Aim:
Skip the images. Copy the records exactly as written.

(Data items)
┌────────

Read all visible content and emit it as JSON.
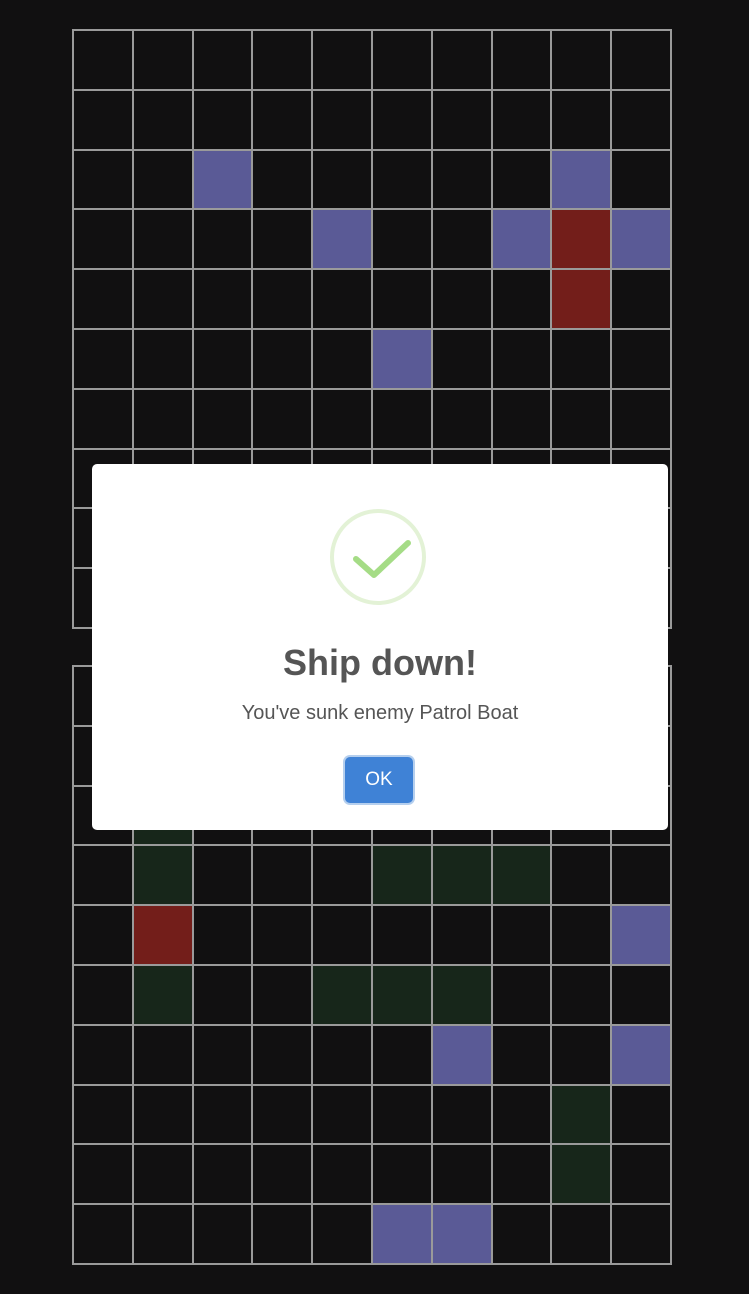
{
  "enemy_board": {
    "size": 10,
    "misses": [
      [
        2,
        2
      ],
      [
        2,
        8
      ],
      [
        3,
        4
      ],
      [
        3,
        7
      ],
      [
        3,
        9
      ],
      [
        5,
        5
      ]
    ],
    "hits": [
      [
        3,
        8
      ],
      [
        4,
        8
      ]
    ],
    "ships": []
  },
  "player_board": {
    "size": 10,
    "ships": [
      [
        2,
        1
      ],
      [
        3,
        1
      ],
      [
        3,
        5
      ],
      [
        3,
        6
      ],
      [
        3,
        7
      ],
      [
        5,
        1
      ],
      [
        5,
        4
      ],
      [
        5,
        5
      ],
      [
        5,
        6
      ],
      [
        7,
        8
      ],
      [
        8,
        8
      ]
    ],
    "hits": [
      [
        4,
        1
      ]
    ],
    "misses": [
      [
        4,
        9
      ],
      [
        6,
        6
      ],
      [
        6,
        9
      ],
      [
        9,
        5
      ],
      [
        9,
        6
      ]
    ]
  },
  "colors": {
    "background": "#111011",
    "grid_line": "#9a9a9a",
    "miss": "#5a5a96",
    "hit": "#731e1a",
    "ship": "#17261a",
    "success_check": "#a5dc86",
    "ok_button": "#3f82d6"
  },
  "modal": {
    "icon": "success-check-icon",
    "title": "Ship down!",
    "message": "You've sunk enemy Patrol Boat",
    "ok_label": "OK"
  }
}
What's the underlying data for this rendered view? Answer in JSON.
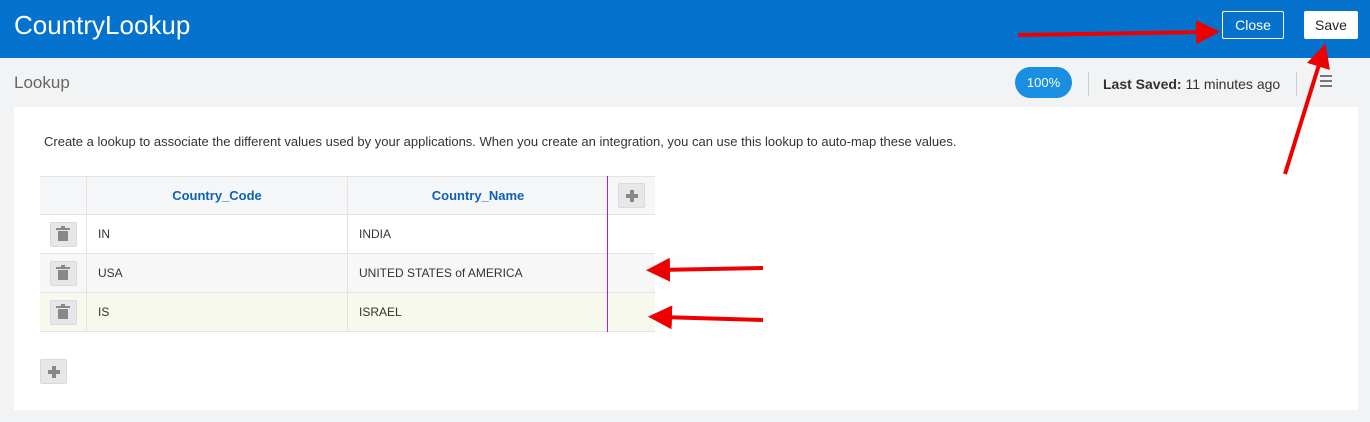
{
  "app": {
    "title": "CountryLookup"
  },
  "toolbar": {
    "close_label": "Close",
    "save_label": "Save"
  },
  "subheader": {
    "title": "Lookup",
    "progress": "100%",
    "last_saved_label": "Last Saved:",
    "last_saved_value": "11 minutes ago"
  },
  "description": "Create a lookup to associate the different values used by your applications. When you create an integration, you can use this lookup to auto-map these values.",
  "table": {
    "columns": [
      "Country_Code",
      "Country_Name"
    ],
    "rows": [
      {
        "code": "IN",
        "name": "INDIA"
      },
      {
        "code": "USA",
        "name": "UNITED STATES of AMERICA"
      },
      {
        "code": "IS",
        "name": "ISRAEL"
      }
    ]
  },
  "icons": {
    "delete": "trash-icon",
    "add_column": "plus-icon",
    "add_row": "plus-icon",
    "menu": "hamburger-icon"
  },
  "colors": {
    "header_bar": "#0572ce",
    "progress": "#1a8ee0",
    "column_header_text": "#0d62b5",
    "selected_row": "#f6f9ec",
    "annotation_arrow": "#ee0000"
  }
}
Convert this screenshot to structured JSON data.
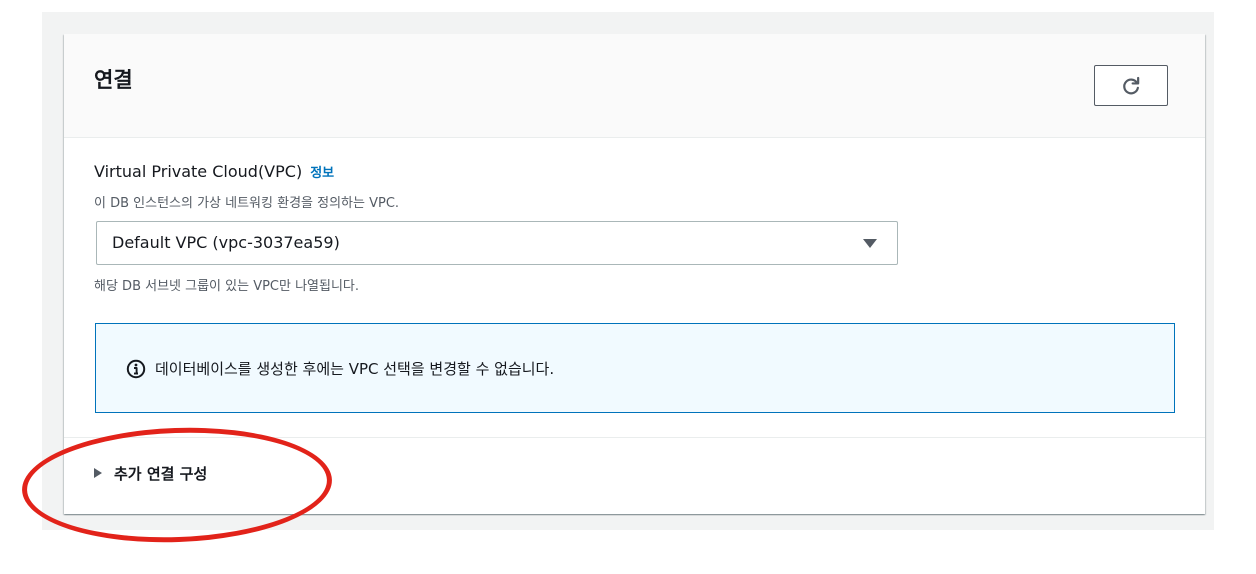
{
  "panel": {
    "title": "연결",
    "refresh_icon": "refresh-icon"
  },
  "vpc_field": {
    "label": "Virtual Private Cloud(VPC)",
    "info_link": "정보",
    "description": "이 DB 인스턴스의 가상 네트워킹 환경을 정의하는 VPC.",
    "selected_value": "Default VPC (vpc-3037ea59)",
    "constraint": "해당 DB 서브넷 그룹이 있는 VPC만 나열됩니다."
  },
  "alert": {
    "icon": "info-icon",
    "text": "데이터베이스를 생성한 후에는 VPC 선택을 변경할 수 없습니다.",
    "border_color": "#0073bb",
    "background_color": "#f1faff"
  },
  "expander": {
    "label": "추가 연결 구성",
    "state": "collapsed"
  },
  "annotation": {
    "color": "#e2231a"
  }
}
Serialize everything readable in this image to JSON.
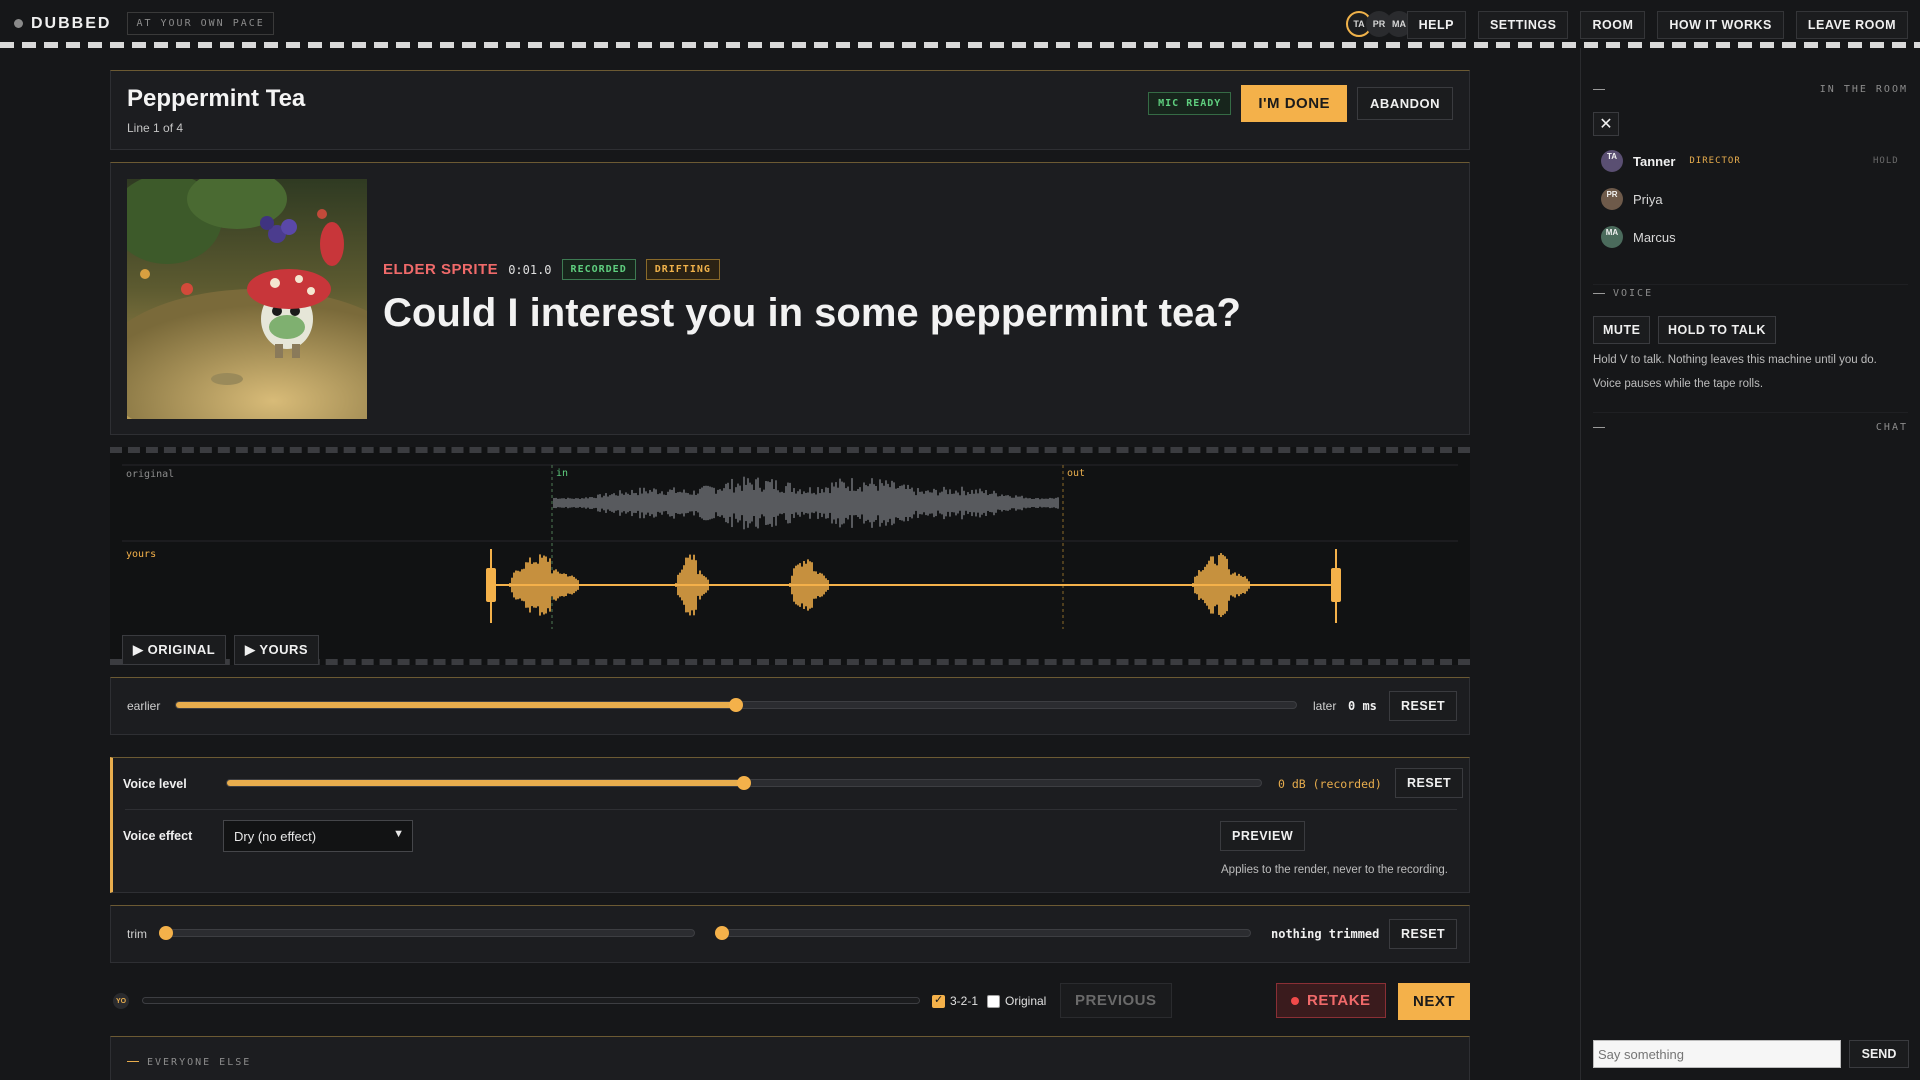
{
  "topbar": {
    "brand": "DUBBED",
    "mode_badge": "AT YOUR OWN PACE",
    "presence": [
      "TA",
      "PR",
      "MA"
    ],
    "nav": [
      "HELP",
      "SETTINGS",
      "ROOM",
      "HOW IT WORKS",
      "LEAVE ROOM"
    ]
  },
  "header": {
    "title": "Peppermint Tea",
    "subtitle": "Line 1 of 4",
    "mic_status": "MIC READY",
    "done_label": "I'M DONE",
    "abandon_label": "ABANDON"
  },
  "line": {
    "character": "ELDER SPRITE",
    "timecode": "0:01.0",
    "tags": [
      "RECORDED",
      "DRIFTING"
    ],
    "text": "Could I interest you in some peppermint tea?"
  },
  "waveform": {
    "original_label": "original",
    "yours_label": "yours",
    "in_marker": "in",
    "out_marker": "out",
    "play_original": "▶ ORIGINAL",
    "play_yours": "▶ YOURS"
  },
  "nudge": {
    "earlier_label": "earlier",
    "later_label": "later",
    "value": "0 ms",
    "position": 0.5,
    "reset_label": "RESET"
  },
  "voice": {
    "level_label": "Voice level",
    "level_value": "0 dB (recorded)",
    "level_position": 0.5,
    "level_reset": "RESET",
    "effect_label": "Voice effect",
    "effect_selected": "Dry (no effect)",
    "preview_label": "PREVIEW",
    "note": "Applies to the render, never to the recording."
  },
  "trim": {
    "label": "trim",
    "status": "nothing trimmed",
    "reset_label": "RESET",
    "start": 0.0,
    "end": 0.0
  },
  "footer": {
    "avatar": "YO",
    "countdown_label": "3-2-1",
    "countdown_checked": true,
    "original_label": "Original",
    "original_checked": false,
    "previous_label": "PREVIOUS",
    "retake_label": "RETAKE",
    "next_label": "NEXT"
  },
  "everyone": {
    "label": "EVERYONE ELSE"
  },
  "side": {
    "room_label": "IN THE ROOM",
    "members": [
      {
        "initials": "TA",
        "name": "Tanner",
        "role": "DIRECTOR",
        "status": "HOLD",
        "color": "#5a4f72"
      },
      {
        "initials": "PR",
        "name": "Priya",
        "role": "",
        "status": "",
        "color": "#6e5a4a"
      },
      {
        "initials": "MA",
        "name": "Marcus",
        "role": "",
        "status": "",
        "color": "#4b6b5c"
      }
    ],
    "voice_label": "VOICE",
    "mute_label": "MUTE",
    "hold_label": "HOLD TO TALK",
    "voice_hint_1": "Hold V to talk. Nothing leaves this machine until you do.",
    "voice_hint_2": "Voice pauses while the tape rolls.",
    "chat_label": "CHAT",
    "chat_placeholder": "Say something",
    "send_label": "SEND"
  },
  "colors": {
    "accent": "#f4b14a",
    "danger": "#f06a6a",
    "success": "#5fcf7f",
    "background": "#161719"
  }
}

└────────

Answer to the task:
Read all visible content and emit it as JSON.
{
  "enemy_board": {
    "size": 10,
    "misses": [
      [
        2,
        2
      ],
      [
        2,
        8
      ],
      [
        3,
        4
      ],
      [
        3,
        7
      ],
      [
        3,
        9
      ],
      [
        5,
        5
      ]
    ],
    "hits": [
      [
        3,
        8
      ],
      [
        4,
        8
      ]
    ],
    "ships": []
  },
  "player_board": {
    "size": 10,
    "ships": [
      [
        2,
        1
      ],
      [
        3,
        1
      ],
      [
        3,
        5
      ],
      [
        3,
        6
      ],
      [
        3,
        7
      ],
      [
        5,
        1
      ],
      [
        5,
        4
      ],
      [
        5,
        5
      ],
      [
        5,
        6
      ],
      [
        7,
        8
      ],
      [
        8,
        8
      ]
    ],
    "hits": [
      [
        4,
        1
      ]
    ],
    "misses": [
      [
        4,
        9
      ],
      [
        6,
        6
      ],
      [
        6,
        9
      ],
      [
        9,
        5
      ],
      [
        9,
        6
      ]
    ]
  },
  "colors": {
    "background": "#111011",
    "grid_line": "#9a9a9a",
    "miss": "#5a5a96",
    "hit": "#731e1a",
    "ship": "#17261a",
    "success_check": "#a5dc86",
    "ok_button": "#3f82d6"
  },
  "modal": {
    "icon": "success-check-icon",
    "title": "Ship down!",
    "message": "You've sunk enemy Patrol Boat",
    "ok_label": "OK"
  }
}
What's the underlying data for this rendered view? Answer in JSON.
{
  "app": {
    "title": "CountryLookup"
  },
  "toolbar": {
    "close_label": "Close",
    "save_label": "Save"
  },
  "subheader": {
    "title": "Lookup",
    "progress": "100%",
    "last_saved_label": "Last Saved:",
    "last_saved_value": "11 minutes ago"
  },
  "description": "Create a lookup to associate the different values used by your applications. When you create an integration, you can use this lookup to auto-map these values.",
  "table": {
    "columns": [
      "Country_Code",
      "Country_Name"
    ],
    "rows": [
      {
        "code": "IN",
        "name": "INDIA"
      },
      {
        "code": "USA",
        "name": "UNITED STATES of AMERICA"
      },
      {
        "code": "IS",
        "name": "ISRAEL"
      }
    ]
  },
  "icons": {
    "delete": "trash-icon",
    "add_column": "plus-icon",
    "add_row": "plus-icon",
    "menu": "hamburger-icon"
  },
  "colors": {
    "header_bar": "#0572ce",
    "progress": "#1a8ee0",
    "column_header_text": "#0d62b5",
    "selected_row": "#f6f9ec",
    "annotation_arrow": "#ee0000"
  }
}
Convert this screenshot to structured JSON data.
{
  "panel": {
    "title": "연결",
    "refresh_icon": "refresh-icon"
  },
  "vpc_field": {
    "label": "Virtual Private Cloud(VPC)",
    "info_link": "정보",
    "description": "이 DB 인스턴스의 가상 네트워킹 환경을 정의하는 VPC.",
    "selected_value": "Default VPC (vpc-3037ea59)",
    "constraint": "해당 DB 서브넷 그룹이 있는 VPC만 나열됩니다."
  },
  "alert": {
    "icon": "info-icon",
    "text": "데이터베이스를 생성한 후에는 VPC 선택을 변경할 수 없습니다.",
    "border_color": "#0073bb",
    "background_color": "#f1faff"
  },
  "expander": {
    "label": "추가 연결 구성",
    "state": "collapsed"
  },
  "annotation": {
    "color": "#e2231a"
  }
}
Serialize everything readable in this image to JSON.
{
  "topbar": {
    "brand": "DUBBED",
    "mode_badge": "AT YOUR OWN PACE",
    "presence": [
      "TA",
      "PR",
      "MA"
    ],
    "nav": [
      "HELP",
      "SETTINGS",
      "ROOM",
      "HOW IT WORKS",
      "LEAVE ROOM"
    ]
  },
  "header": {
    "title": "Peppermint Tea",
    "subtitle": "Line 1 of 4",
    "mic_status": "MIC READY",
    "done_label": "I'M DONE",
    "abandon_label": "ABANDON"
  },
  "line": {
    "character": "ELDER SPRITE",
    "timecode": "0:01.0",
    "tags": [
      "RECORDED",
      "DRIFTING"
    ],
    "text": "Could I interest you in some peppermint tea?"
  },
  "waveform": {
    "original_label": "original",
    "yours_label": "yours",
    "in_marker": "in",
    "out_marker": "out",
    "play_original": "▶ ORIGINAL",
    "play_yours": "▶ YOURS"
  },
  "nudge": {
    "earlier_label": "earlier",
    "later_label": "later",
    "value": "0 ms",
    "position": 0.5,
    "reset_label": "RESET"
  },
  "voice": {
    "level_label": "Voice level",
    "level_value": "0 dB (recorded)",
    "level_position": 0.5,
    "level_reset": "RESET",
    "effect_label": "Voice effect",
    "effect_selected": "Dry (no effect)",
    "preview_label": "PREVIEW",
    "note": "Applies to the render, never to the recording."
  },
  "trim": {
    "label": "trim",
    "status": "nothing trimmed",
    "reset_label": "RESET",
    "start": 0.0,
    "end": 0.0
  },
  "footer": {
    "avatar": "YO",
    "countdown_label": "3-2-1",
    "countdown_checked": true,
    "original_label": "Original",
    "original_checked": false,
    "previous_label": "PREVIOUS",
    "retake_label": "RETAKE",
    "next_label": "NEXT"
  },
  "everyone": {
    "label": "EVERYONE ELSE"
  },
  "side": {
    "room_label": "IN THE ROOM",
    "members": [
      {
        "initials": "TA",
        "name": "Tanner",
        "role": "DIRECTOR",
        "status": "HOLD",
        "color": "#5a4f72"
      },
      {
        "initials": "PR",
        "name": "Priya",
        "role": "",
        "status": "",
        "color": "#6e5a4a"
      },
      {
        "initials": "MA",
        "name": "Marcus",
        "role": "",
        "status": "",
        "color": "#4b6b5c"
      }
    ],
    "voice_label": "VOICE",
    "mute_label": "MUTE",
    "hold_label": "HOLD TO TALK",
    "voice_hint_1": "Hold V to talk. Nothing leaves this machine until you do.",
    "voice_hint_2": "Voice pauses while the tape rolls.",
    "chat_label": "CHAT",
    "chat_placeholder": "Say something",
    "send_label": "SEND"
  },
  "colors": {
    "accent": "#f4b14a",
    "danger": "#f06a6a",
    "success": "#5fcf7f",
    "background": "#161719"
  }
}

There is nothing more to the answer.